WHAT THE EXERCISE ASKS:
Render every line of the rows below as a Markdown table with the columns Number and Record line, numbering the lines in order. Skip blank lines and leave the pictures out.

ITEMS:
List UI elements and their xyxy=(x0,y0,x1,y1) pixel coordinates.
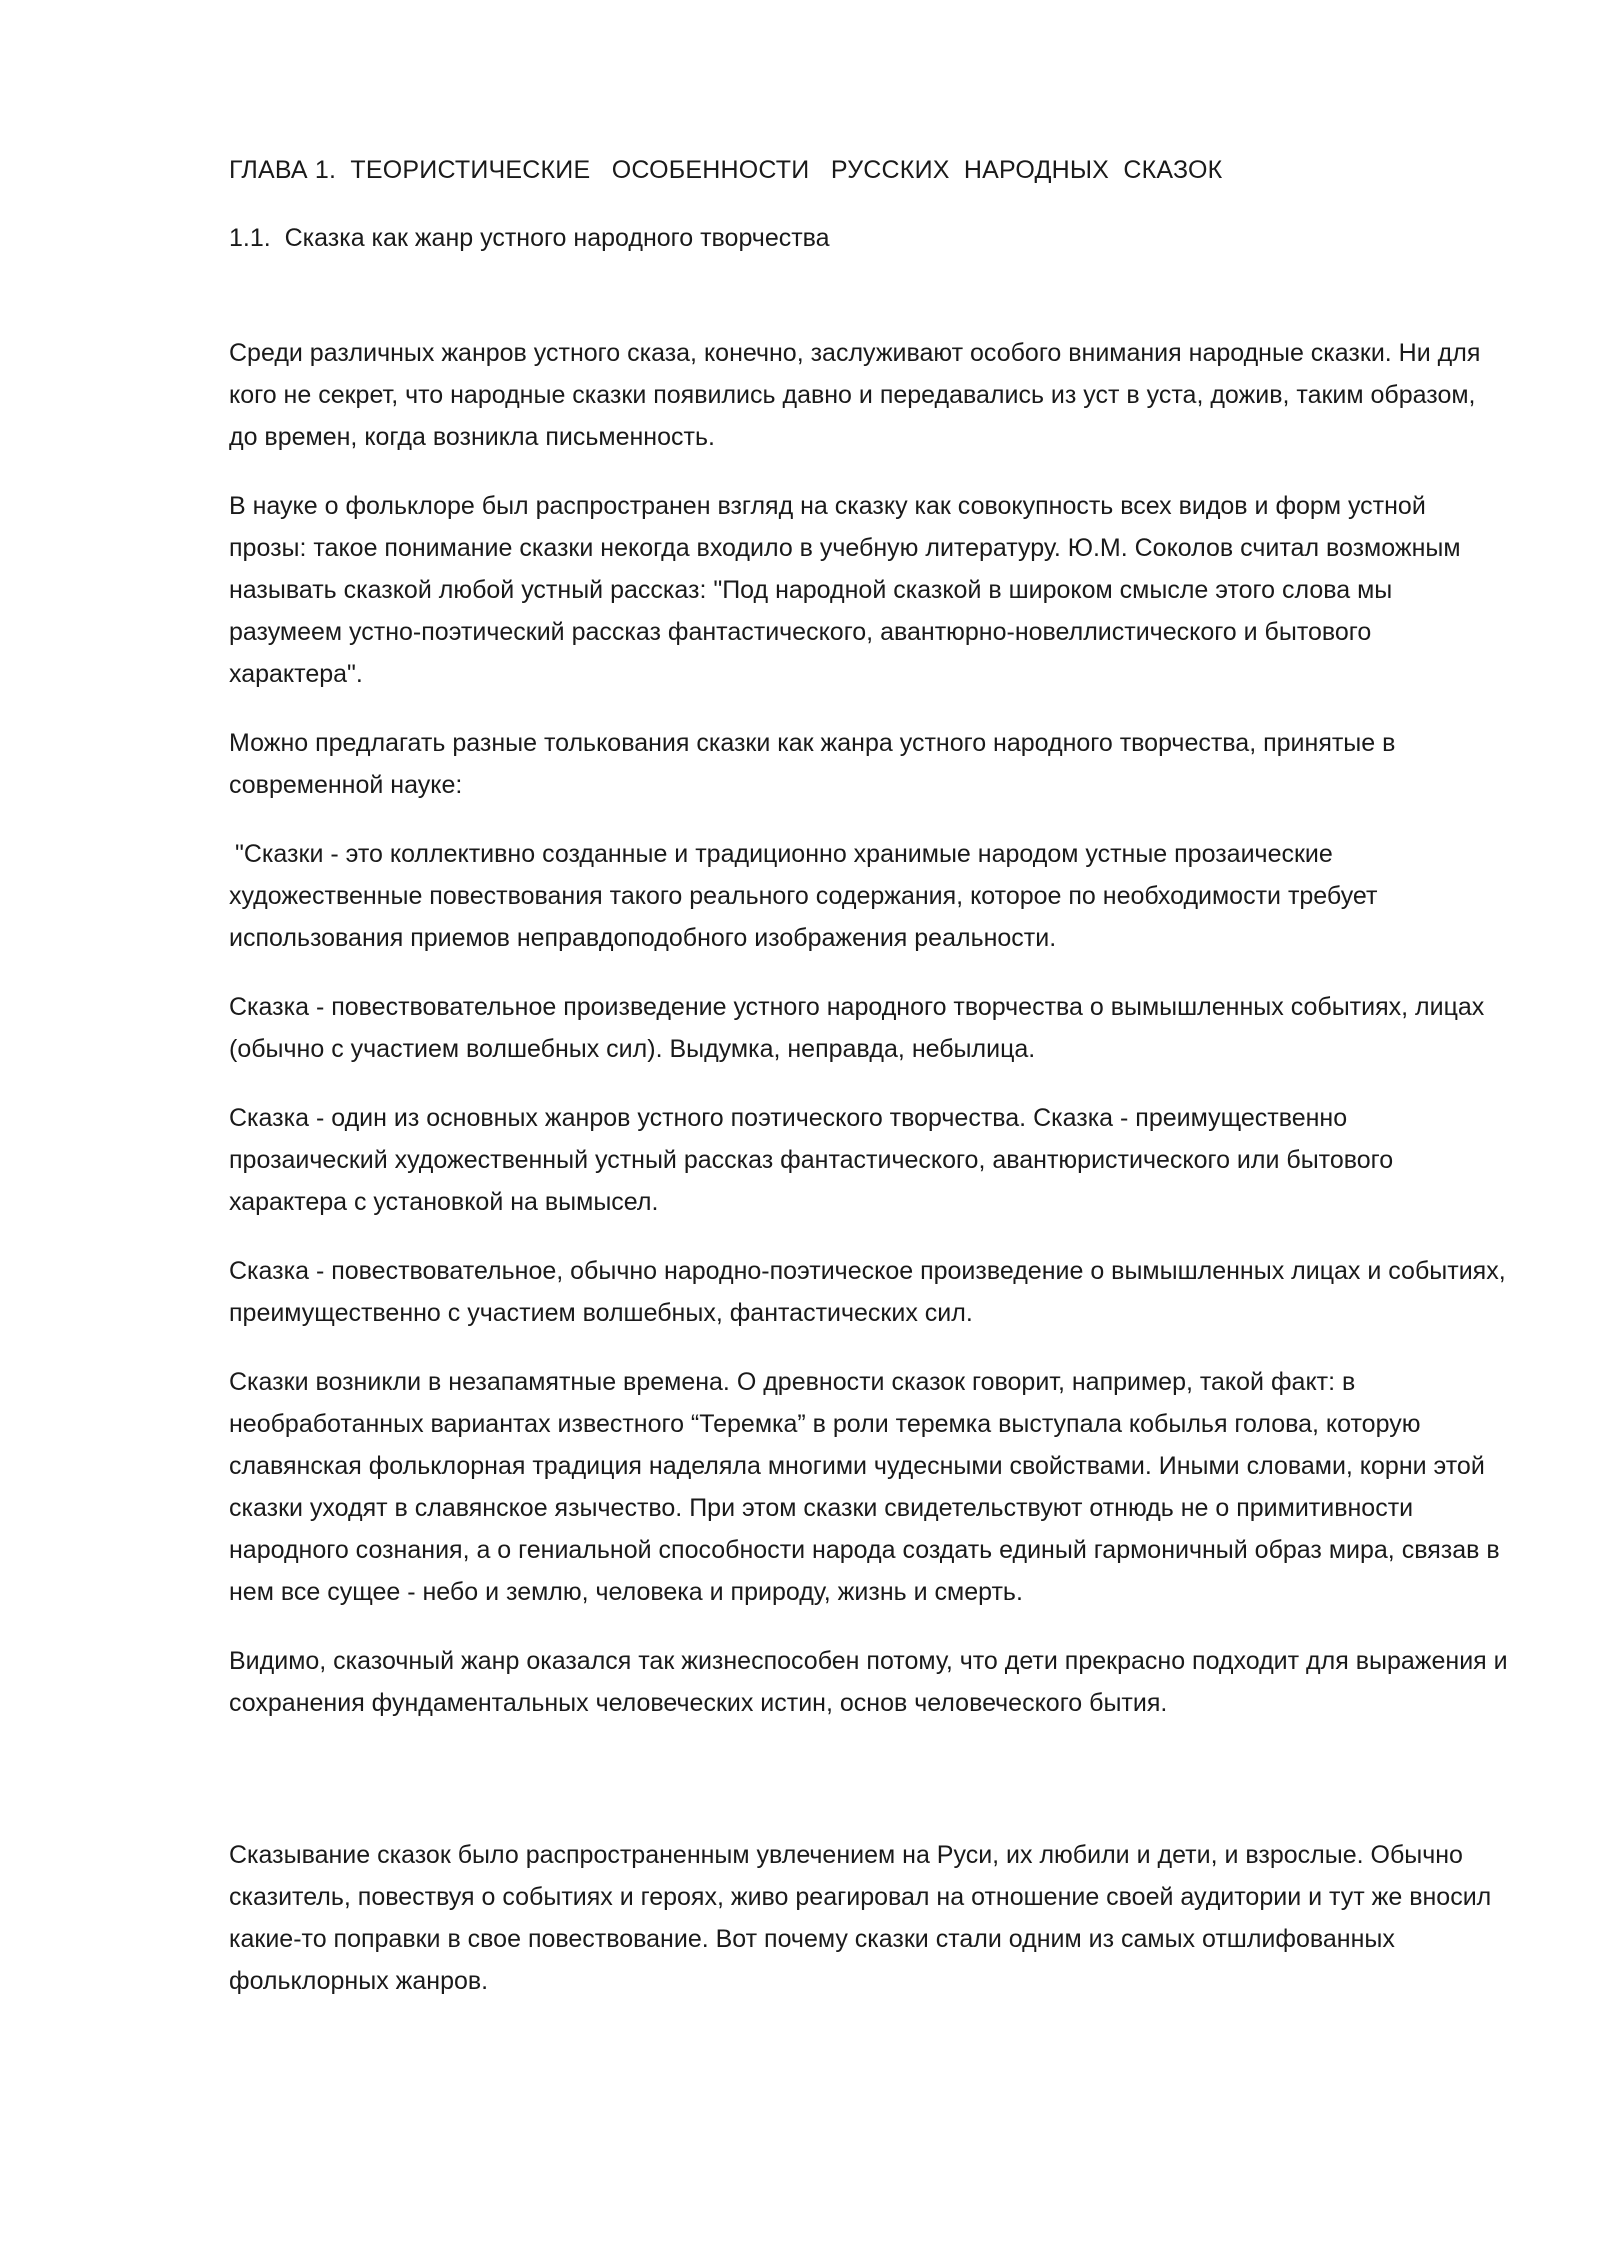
paragraph-2: В науке о фольклоре был распространен взгляд на сказку как совокупность всех видов и форм устной прозы: такое понимание сказки некогда входило в учебную литературу. Ю.М. Соколов считал возможным называть сказкой любой устный рассказ: "Под народной сказкой в широком смысле этого слова мы разумеем устно-поэтический рассказ фантастического, авантюрно-новеллистического и бытового характера". xyxy=(229,492,1461,688)
chapter-title: ГЛАВА 1. ТЕОРИСТИЧЕСКИЕ ОСОБЕННОСТИ РУССКИХ НАРОДНЫХ СКАЗОК xyxy=(229,156,1223,184)
paragraph-10: Сказывание сказок было распространенным увлечением на Руси, их любили и дети, и взрослые. Обычно сказитель, повествуя о событиях и героях, живо реагировал на отношение своей аудитории и тут же вносил какие-то поправки в свое повествование. Вот почему сказки стали одним из самых отшлифованных фольклорных жанров. xyxy=(229,1841,1492,1995)
paragraph-6: Сказка - один из основных жанров устного поэтического творчества. Сказка - преимущественно прозаический художественный устный рассказ фантастического, авантюристического или бытового характера с установкой на вымысел. xyxy=(229,1104,1394,1216)
section-title: 1.1. Сказка как жанр устного народного творчества xyxy=(229,224,830,252)
document-body xyxy=(229,150,1509,2002)
paragraph-1: Среди различных жанров устного сказа, конечно, заслуживают особого внимания народные сказки. Ни для кого не секрет, что народные сказки появились давно и передавались из уст в уста, дожив, таким образом, до времен, когда возникла письменность. xyxy=(229,339,1481,451)
paragraph-7: Сказка - повествовательное, обычно народно-поэтическое произведение о вымышленных лицах и событиях, преимущественно с участием волшебных, фантастических сил. xyxy=(229,1257,1506,1327)
paragraph-3: Можно предлагать разные толькования сказки как жанра устного народного творчества, принятые в современной науке: xyxy=(229,729,1396,799)
paragraph-8: Сказки возникли в незапамятные времена. О древности сказок говорит, например, такой факт: в необработанных вариантах известного “Теремка” в роли теремка выступала кобылья голова, которую славянская фольклорная традиция наделяла многими чудесными свойствами. Иными словами, корни этой сказки уходят в славянское язычество. При этом сказки свидетельствуют отнюдь не о примитивности народного сознания, а о гениальной способности народа создать единый гармоничный образ мира, связав в нем все сущее - небо и землю, человека и природу, жизнь и смерть. xyxy=(229,1368,1500,1606)
paragraph-9: Видимо, сказочный жанр оказался так жизнеспособен потому, что дети прекрасно подходит для выражения и сохранения фундаментальных человеческих истин, основ человеческого бытия. xyxy=(229,1647,1508,1717)
paragraph-5: Сказка - повествовательное произведение устного народного творчества о вымышленных событиях, лицах (обычно с участием волшебных сил). Выдумка, неправда, небылица. xyxy=(229,993,1485,1063)
paragraph-4-quote: "Сказки - это коллективно созданные и традиционно хранимые народом устные прозаические художественные повествования такого реального содержания, которое по необходимости требует использования приемов неправдоподобного изображения реальности. xyxy=(229,840,1378,952)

THE RESPONSE:
| Number | Record line |
|---|---|
| 1 | List UI elements and their xyxy=(x0,y0,x1,y1) pixel coordinates. |
| 2 | paragraph-2: В науке о фольклоре был распространен взгляд на сказку как совокупность всех видов и форм устной прозы: такое понимание сказки некогда входило в учебную литературу. Ю.М. Соколов считал возможным называть сказкой любой устный рассказ: "Под народной сказкой в широком смысле этого слова мы разумеем устно-поэтический рассказ фантастического, авантюрно-новеллистического и бытового характера". xyxy=(229,492,1461,688) |
| 3 | chapter-title: ГЛАВА 1. ТЕОРИСТИЧЕСКИЕ ОСОБЕННОСТИ РУССКИХ НАРОДНЫХ СКАЗОК xyxy=(229,156,1223,184) |
| 4 | paragraph-10: Сказывание сказок было распространенным увлечением на Руси, их любили и дети, и взрослые. Обычно сказитель, повествуя о событиях и героях, живо реагировал на отношение своей аудитории и тут же вносил какие-то поправки в свое повествование. Вот почему сказки стали одним из самых отшлифованных фольклорных жанров. xyxy=(229,1841,1492,1995) |
| 5 | paragraph-6: Сказка - один из основных жанров устного поэтического творчества. Сказка - преимущественно прозаический художественный устный рассказ фантастического, авантюристического или бытового характера с установкой на вымысел. xyxy=(229,1104,1394,1216) |
| 6 | section-title: 1.1. Сказка как жанр устного народного творчества xyxy=(229,224,830,252) |
| 7 | document-body xyxy=(229,150,1509,2002) |
| 8 | paragraph-1: Среди различных жанров устного сказа, конечно, заслуживают особого внимания народные сказки. Ни для кого не секрет, что народные сказки появились давно и передавались из уст в уста, дожив, таким образом, до времен, когда возникла письменность. xyxy=(229,339,1481,451) |
| 9 | paragraph-7: Сказка - повествовательное, обычно народно-поэтическое произведение о вымышленных лицах и событиях, преимущественно с участием волшебных, фантастических сил. xyxy=(229,1257,1506,1327) |
| 10 | paragraph-3: Можно предлагать разные толькования сказки как жанра устного народного творчества, принятые в современной науке: xyxy=(229,729,1396,799) |
| 11 | paragraph-8: Сказки возникли в незапамятные времена. О древности сказок говорит, например, такой факт: в необработанных вариантах известного “Теремка” в роли теремка выступала кобылья голова, которую славянская фольклорная традиция наделяла многими чудесными свойствами. Иными словами, корни этой сказки уходят в славянское язычество. При этом сказки свидетельствуют отнюдь не о примитивности народного сознания, а о гениальной способности народа создать единый гармоничный образ мира, связав в нем все сущее - небо и землю, человека и природу, жизнь и смерть. xyxy=(229,1368,1500,1606) |
| 12 | paragraph-9: Видимо, сказочный жанр оказался так жизнеспособен потому, что дети прекрасно подходит для выражения и сохранения фундаментальных человеческих истин, основ человеческого бытия. xyxy=(229,1647,1508,1717) |
| 13 | paragraph-5: Сказка - повествовательное произведение устного народного творчества о вымышленных событиях, лицах (обычно с участием волшебных сил). Выдумка, неправда, небылица. xyxy=(229,993,1485,1063) |
| 14 | paragraph-4-quote: "Сказки - это коллективно созданные и традиционно хранимые народом устные прозаические художественные повествования такого реального содержания, которое по необходимости требует использования приемов неправдоподобного изображения реальности. xyxy=(229,840,1378,952) |